◆ **Aim**:
Extract every line that contains the string "after".

================================

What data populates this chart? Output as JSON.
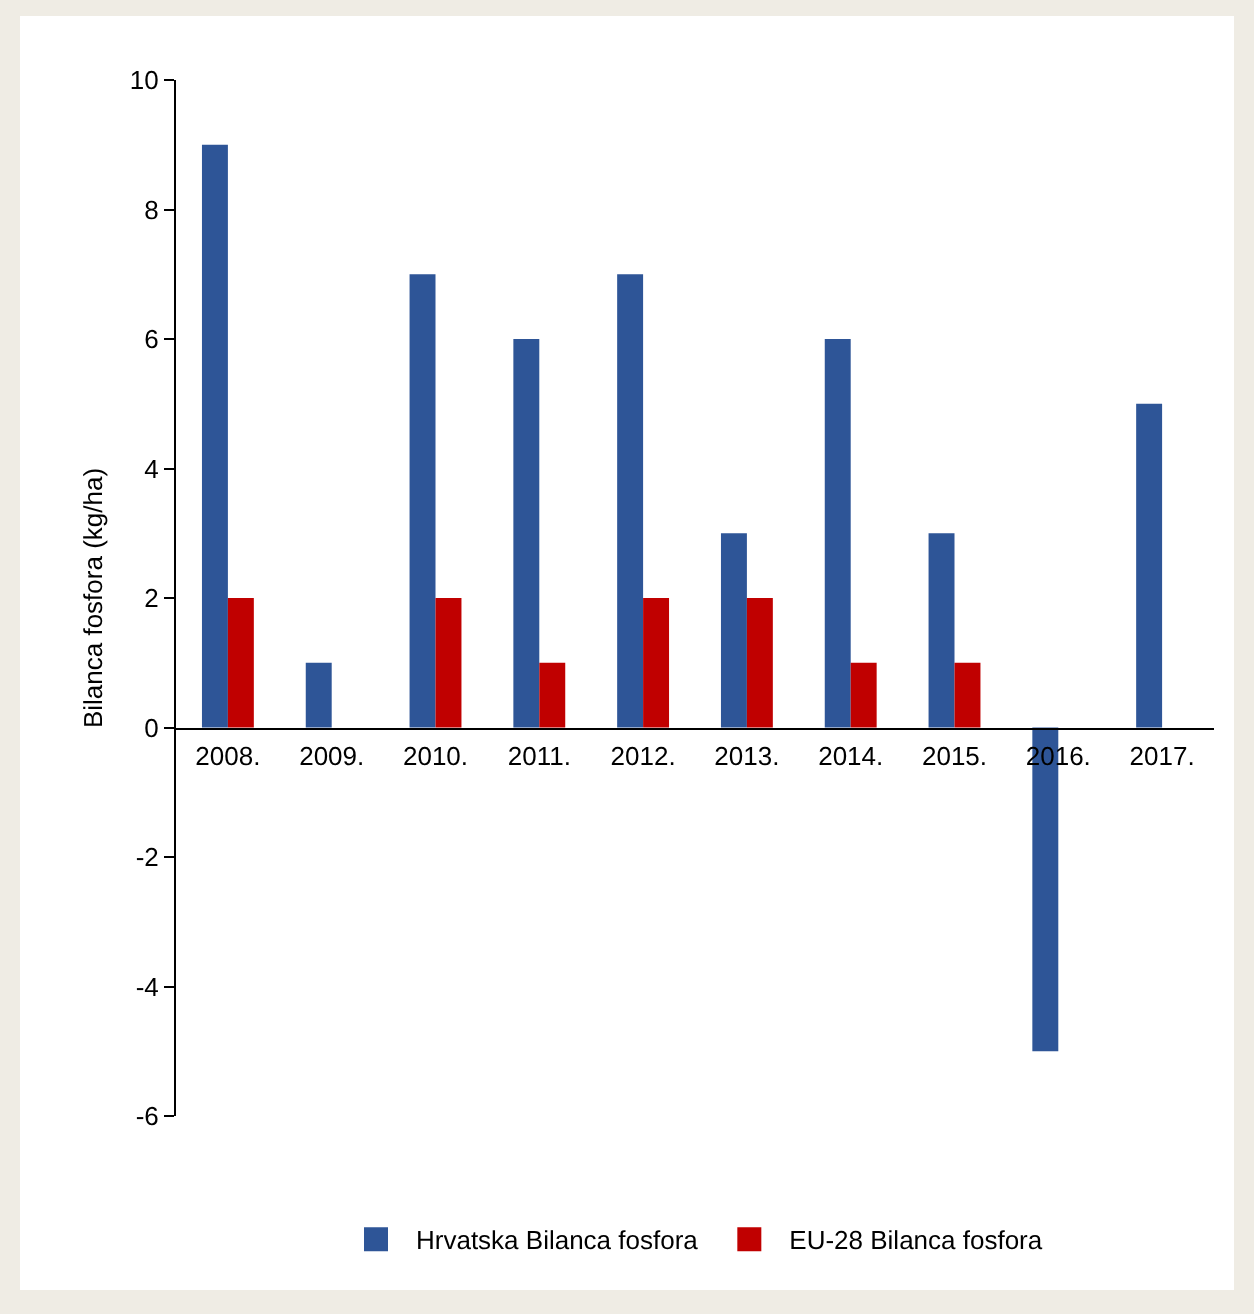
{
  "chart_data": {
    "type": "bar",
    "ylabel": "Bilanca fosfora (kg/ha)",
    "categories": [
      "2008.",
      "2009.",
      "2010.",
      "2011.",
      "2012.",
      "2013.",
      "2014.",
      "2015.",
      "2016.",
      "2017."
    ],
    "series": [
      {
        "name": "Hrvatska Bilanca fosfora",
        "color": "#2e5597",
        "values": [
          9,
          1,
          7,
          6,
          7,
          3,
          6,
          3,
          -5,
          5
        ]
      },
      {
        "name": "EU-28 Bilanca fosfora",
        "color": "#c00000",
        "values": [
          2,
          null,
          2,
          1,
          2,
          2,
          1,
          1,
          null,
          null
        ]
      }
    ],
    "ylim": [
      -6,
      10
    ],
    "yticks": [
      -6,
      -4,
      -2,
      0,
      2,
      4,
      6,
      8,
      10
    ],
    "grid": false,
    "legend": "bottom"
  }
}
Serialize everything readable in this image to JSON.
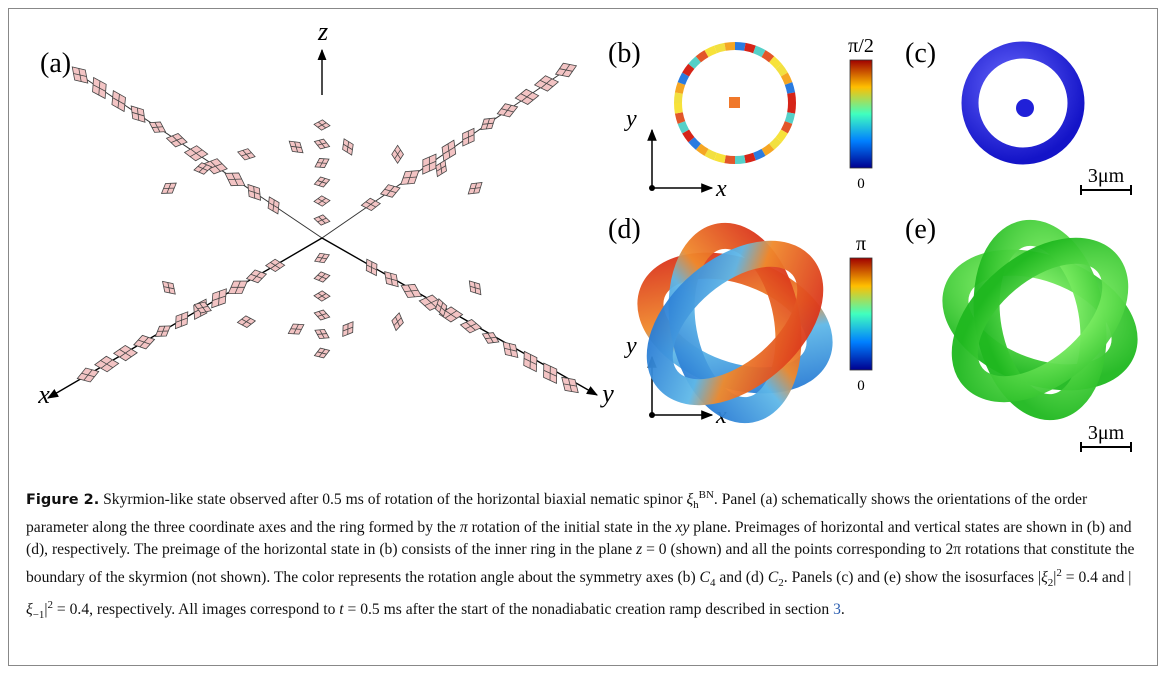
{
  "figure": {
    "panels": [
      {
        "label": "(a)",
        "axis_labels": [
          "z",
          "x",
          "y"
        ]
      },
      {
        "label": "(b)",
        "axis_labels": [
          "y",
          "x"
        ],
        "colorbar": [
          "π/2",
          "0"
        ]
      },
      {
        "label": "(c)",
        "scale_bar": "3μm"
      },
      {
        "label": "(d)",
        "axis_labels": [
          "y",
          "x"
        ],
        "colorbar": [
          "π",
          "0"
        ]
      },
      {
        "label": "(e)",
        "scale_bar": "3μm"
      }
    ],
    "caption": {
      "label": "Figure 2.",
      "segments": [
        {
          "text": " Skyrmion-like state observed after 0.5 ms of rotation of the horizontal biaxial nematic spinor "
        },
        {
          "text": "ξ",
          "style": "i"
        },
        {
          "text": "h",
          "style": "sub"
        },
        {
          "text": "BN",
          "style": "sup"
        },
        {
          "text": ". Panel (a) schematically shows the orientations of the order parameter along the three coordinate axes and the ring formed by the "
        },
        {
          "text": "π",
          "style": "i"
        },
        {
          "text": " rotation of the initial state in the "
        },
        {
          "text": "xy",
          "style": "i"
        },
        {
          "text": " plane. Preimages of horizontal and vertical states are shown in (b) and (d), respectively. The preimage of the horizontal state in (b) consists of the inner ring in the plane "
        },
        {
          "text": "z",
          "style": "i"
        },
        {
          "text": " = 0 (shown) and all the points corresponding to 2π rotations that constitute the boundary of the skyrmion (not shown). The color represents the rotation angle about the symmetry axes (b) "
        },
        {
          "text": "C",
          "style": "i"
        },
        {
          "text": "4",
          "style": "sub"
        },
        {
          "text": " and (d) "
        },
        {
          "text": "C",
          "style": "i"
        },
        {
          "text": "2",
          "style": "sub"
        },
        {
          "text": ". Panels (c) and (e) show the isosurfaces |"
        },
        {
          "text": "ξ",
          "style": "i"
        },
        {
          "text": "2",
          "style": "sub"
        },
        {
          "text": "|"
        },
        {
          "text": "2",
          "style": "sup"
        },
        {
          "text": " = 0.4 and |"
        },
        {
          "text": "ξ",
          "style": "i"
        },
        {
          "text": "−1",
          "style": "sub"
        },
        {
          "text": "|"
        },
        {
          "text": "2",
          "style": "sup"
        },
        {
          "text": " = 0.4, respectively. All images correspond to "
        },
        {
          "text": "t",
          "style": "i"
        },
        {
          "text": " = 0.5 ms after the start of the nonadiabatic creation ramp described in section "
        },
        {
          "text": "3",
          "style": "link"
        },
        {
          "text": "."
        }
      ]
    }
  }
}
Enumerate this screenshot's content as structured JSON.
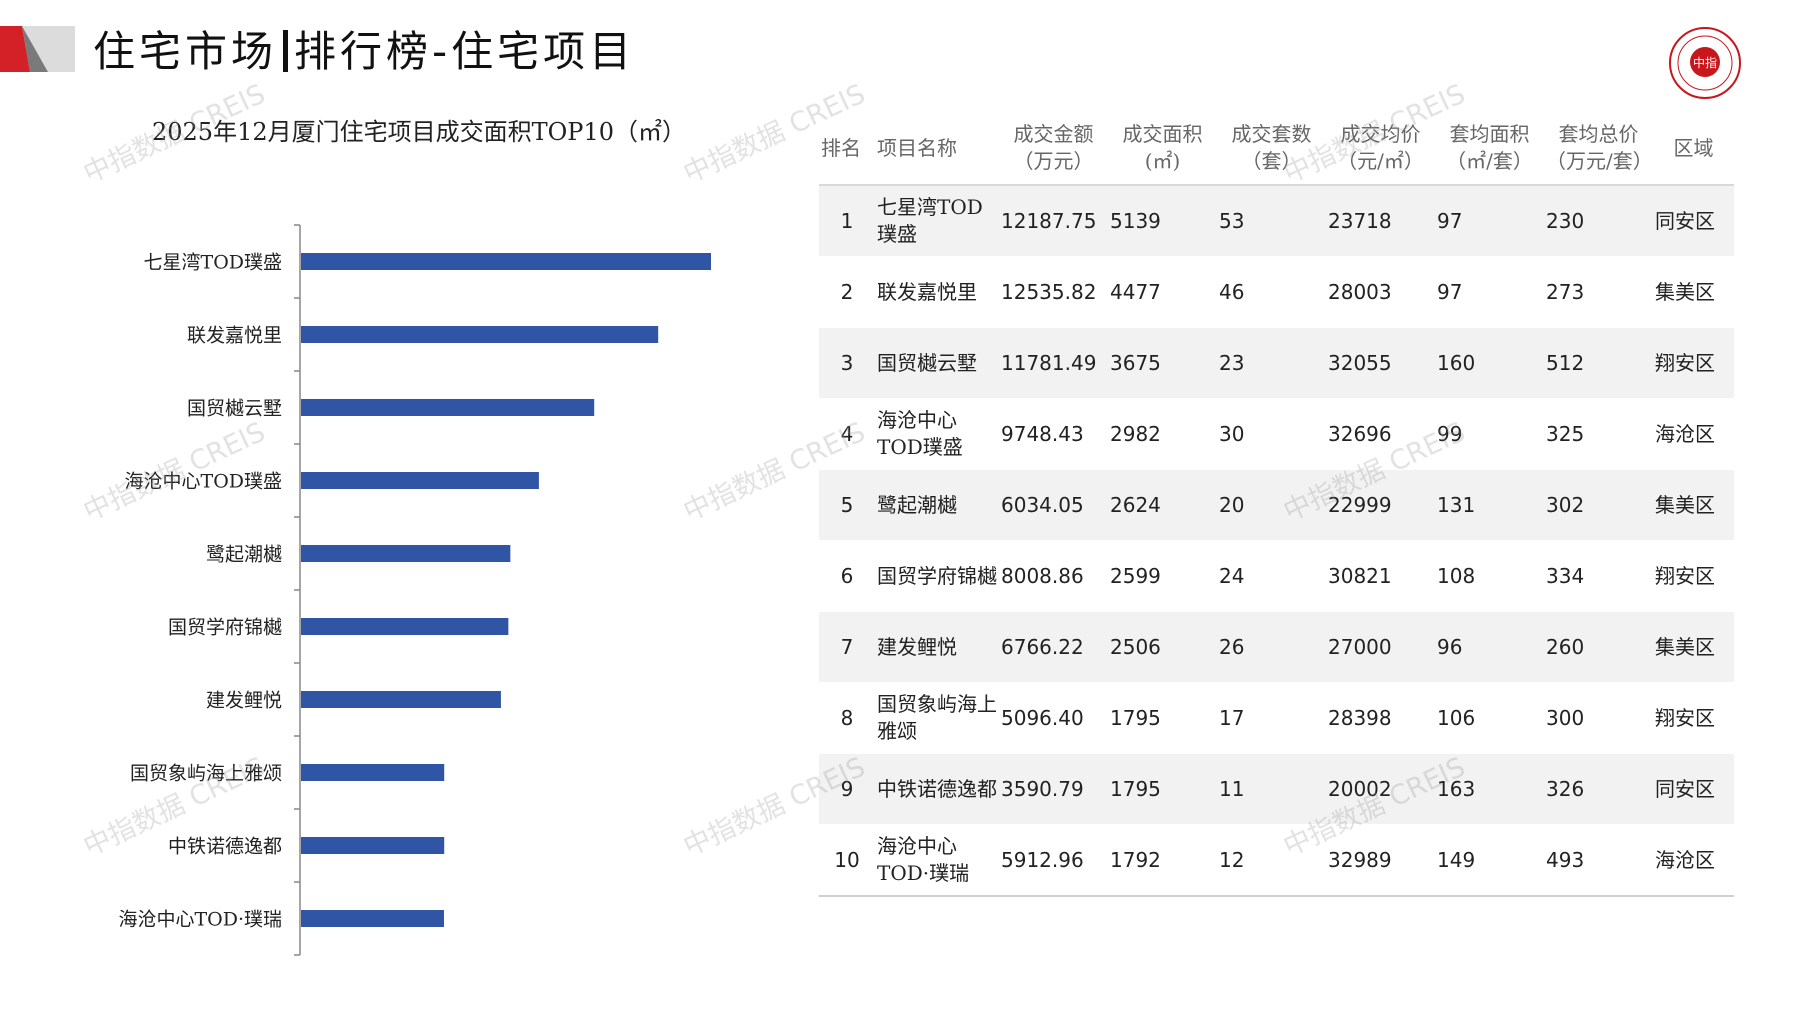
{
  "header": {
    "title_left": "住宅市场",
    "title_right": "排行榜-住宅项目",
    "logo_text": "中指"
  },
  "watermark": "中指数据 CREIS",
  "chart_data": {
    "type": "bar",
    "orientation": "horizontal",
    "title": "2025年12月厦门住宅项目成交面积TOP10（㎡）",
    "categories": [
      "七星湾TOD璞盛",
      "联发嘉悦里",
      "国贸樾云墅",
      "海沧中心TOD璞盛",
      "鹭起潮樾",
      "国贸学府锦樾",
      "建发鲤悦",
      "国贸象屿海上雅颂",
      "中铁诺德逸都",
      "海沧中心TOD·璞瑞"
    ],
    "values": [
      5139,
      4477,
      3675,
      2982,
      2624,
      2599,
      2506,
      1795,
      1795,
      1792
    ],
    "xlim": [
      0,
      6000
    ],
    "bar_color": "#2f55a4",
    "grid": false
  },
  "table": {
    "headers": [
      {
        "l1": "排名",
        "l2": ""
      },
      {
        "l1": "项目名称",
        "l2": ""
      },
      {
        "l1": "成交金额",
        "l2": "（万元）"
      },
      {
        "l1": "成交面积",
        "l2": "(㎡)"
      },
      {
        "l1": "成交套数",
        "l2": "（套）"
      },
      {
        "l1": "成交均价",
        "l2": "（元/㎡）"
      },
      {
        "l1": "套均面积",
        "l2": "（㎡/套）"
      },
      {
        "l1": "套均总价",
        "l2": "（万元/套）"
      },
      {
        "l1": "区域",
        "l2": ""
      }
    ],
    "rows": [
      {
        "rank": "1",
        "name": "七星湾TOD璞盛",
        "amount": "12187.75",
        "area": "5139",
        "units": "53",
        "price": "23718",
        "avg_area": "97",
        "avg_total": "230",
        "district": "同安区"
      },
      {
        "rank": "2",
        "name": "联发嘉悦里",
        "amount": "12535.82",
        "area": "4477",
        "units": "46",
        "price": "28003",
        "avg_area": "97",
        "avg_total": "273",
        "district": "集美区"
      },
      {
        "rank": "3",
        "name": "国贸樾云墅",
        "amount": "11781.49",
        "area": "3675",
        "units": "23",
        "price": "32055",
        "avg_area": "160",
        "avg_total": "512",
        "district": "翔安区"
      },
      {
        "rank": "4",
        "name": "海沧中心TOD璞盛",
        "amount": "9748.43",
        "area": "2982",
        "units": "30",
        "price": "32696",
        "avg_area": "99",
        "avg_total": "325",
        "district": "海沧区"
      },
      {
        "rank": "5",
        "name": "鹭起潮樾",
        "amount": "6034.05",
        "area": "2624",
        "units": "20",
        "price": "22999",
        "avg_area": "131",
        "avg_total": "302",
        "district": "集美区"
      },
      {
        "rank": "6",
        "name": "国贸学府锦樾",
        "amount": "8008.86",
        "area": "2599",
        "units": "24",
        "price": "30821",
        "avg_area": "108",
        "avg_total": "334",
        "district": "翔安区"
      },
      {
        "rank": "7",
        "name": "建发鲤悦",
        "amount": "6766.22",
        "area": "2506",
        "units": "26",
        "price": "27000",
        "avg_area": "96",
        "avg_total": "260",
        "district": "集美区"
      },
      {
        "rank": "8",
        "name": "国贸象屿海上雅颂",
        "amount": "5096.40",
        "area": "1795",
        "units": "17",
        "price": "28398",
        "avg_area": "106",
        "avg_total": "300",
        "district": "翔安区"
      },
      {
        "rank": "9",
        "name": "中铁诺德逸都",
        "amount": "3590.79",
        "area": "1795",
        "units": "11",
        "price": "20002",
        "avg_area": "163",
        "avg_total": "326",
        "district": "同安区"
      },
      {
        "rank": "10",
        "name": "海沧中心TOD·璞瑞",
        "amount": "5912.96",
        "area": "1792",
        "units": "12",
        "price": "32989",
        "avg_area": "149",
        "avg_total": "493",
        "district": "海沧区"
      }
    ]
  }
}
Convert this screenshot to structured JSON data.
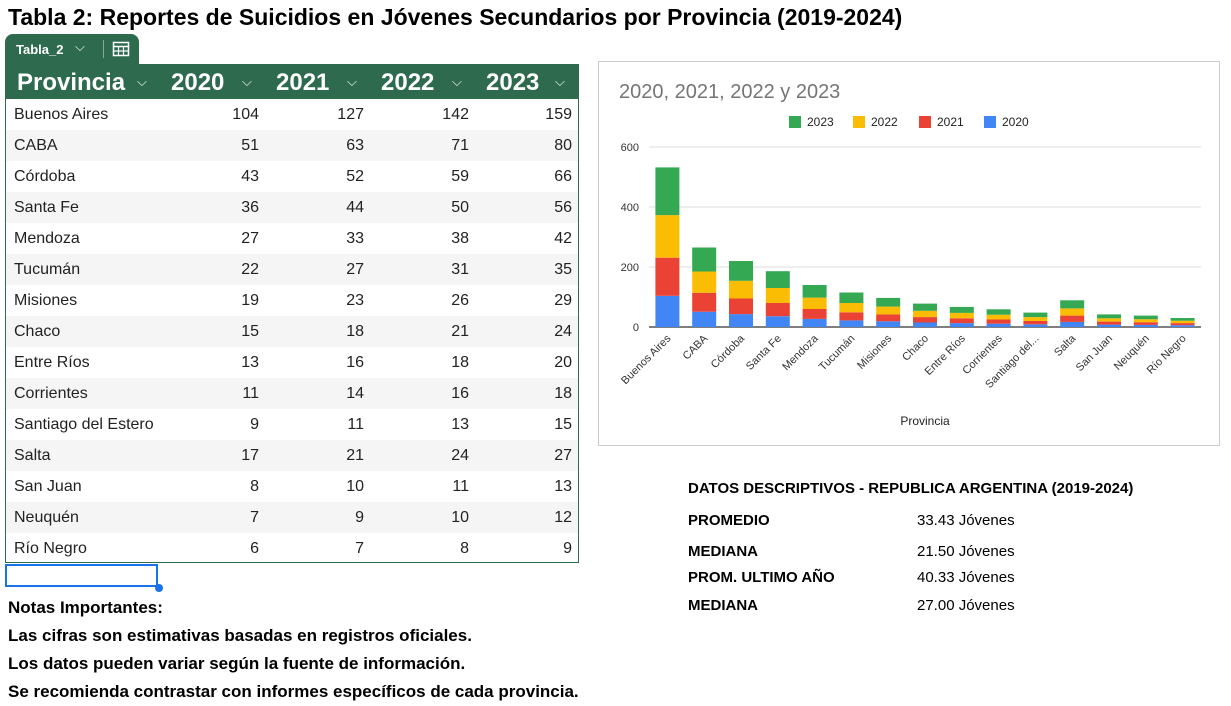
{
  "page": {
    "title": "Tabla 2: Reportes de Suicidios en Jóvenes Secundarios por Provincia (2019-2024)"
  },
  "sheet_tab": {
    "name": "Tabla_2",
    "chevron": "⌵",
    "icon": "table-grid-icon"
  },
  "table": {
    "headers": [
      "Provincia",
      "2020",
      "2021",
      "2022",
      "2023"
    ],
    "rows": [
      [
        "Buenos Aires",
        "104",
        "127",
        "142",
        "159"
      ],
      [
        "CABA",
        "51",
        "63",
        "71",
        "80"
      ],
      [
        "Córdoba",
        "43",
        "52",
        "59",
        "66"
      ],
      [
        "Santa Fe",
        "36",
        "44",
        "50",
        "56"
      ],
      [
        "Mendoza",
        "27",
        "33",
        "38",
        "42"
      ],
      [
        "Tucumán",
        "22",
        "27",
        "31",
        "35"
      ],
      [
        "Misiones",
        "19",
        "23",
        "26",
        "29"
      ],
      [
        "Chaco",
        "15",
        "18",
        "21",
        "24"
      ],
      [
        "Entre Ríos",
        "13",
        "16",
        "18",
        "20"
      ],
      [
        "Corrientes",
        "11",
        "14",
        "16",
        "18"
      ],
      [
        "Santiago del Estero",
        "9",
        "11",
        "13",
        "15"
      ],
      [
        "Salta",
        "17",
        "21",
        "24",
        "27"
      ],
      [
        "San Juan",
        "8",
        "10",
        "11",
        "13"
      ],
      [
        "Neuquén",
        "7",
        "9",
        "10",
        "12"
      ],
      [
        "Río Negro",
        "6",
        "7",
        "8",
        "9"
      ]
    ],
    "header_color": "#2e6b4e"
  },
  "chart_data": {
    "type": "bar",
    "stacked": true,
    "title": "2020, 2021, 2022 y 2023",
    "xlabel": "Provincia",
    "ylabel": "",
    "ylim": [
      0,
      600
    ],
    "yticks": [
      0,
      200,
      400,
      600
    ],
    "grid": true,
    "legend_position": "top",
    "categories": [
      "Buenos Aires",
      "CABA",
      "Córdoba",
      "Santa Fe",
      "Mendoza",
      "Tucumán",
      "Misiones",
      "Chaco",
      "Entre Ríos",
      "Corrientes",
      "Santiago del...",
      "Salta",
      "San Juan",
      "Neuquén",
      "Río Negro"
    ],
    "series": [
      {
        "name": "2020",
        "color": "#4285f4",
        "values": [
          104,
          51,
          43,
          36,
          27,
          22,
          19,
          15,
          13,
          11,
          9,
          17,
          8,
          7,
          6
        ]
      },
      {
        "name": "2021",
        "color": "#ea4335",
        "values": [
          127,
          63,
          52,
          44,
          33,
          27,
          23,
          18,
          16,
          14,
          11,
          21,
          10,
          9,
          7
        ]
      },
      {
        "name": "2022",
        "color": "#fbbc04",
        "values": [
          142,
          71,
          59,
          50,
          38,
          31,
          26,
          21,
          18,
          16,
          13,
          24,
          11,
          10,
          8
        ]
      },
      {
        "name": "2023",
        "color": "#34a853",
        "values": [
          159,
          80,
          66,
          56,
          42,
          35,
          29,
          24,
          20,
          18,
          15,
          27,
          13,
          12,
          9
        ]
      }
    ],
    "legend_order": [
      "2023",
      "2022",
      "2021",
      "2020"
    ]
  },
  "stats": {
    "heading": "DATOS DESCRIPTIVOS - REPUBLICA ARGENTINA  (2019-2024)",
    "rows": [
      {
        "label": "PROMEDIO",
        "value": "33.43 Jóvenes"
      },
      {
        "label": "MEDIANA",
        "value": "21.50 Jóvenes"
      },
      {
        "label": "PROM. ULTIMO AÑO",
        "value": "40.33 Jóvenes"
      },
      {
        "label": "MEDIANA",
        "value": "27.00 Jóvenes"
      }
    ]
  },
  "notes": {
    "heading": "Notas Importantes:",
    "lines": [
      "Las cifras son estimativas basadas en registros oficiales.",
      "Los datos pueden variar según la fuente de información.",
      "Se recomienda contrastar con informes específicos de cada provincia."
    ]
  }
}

================================

◆ **Correct output**:
          "text": " Skyrmion-like state observed after 0.5 ms of rotation of the horizontal biaxial nematic spinor "
          "text": " = 0.5 ms after the start of the nonadiabatic creation ramp described in section "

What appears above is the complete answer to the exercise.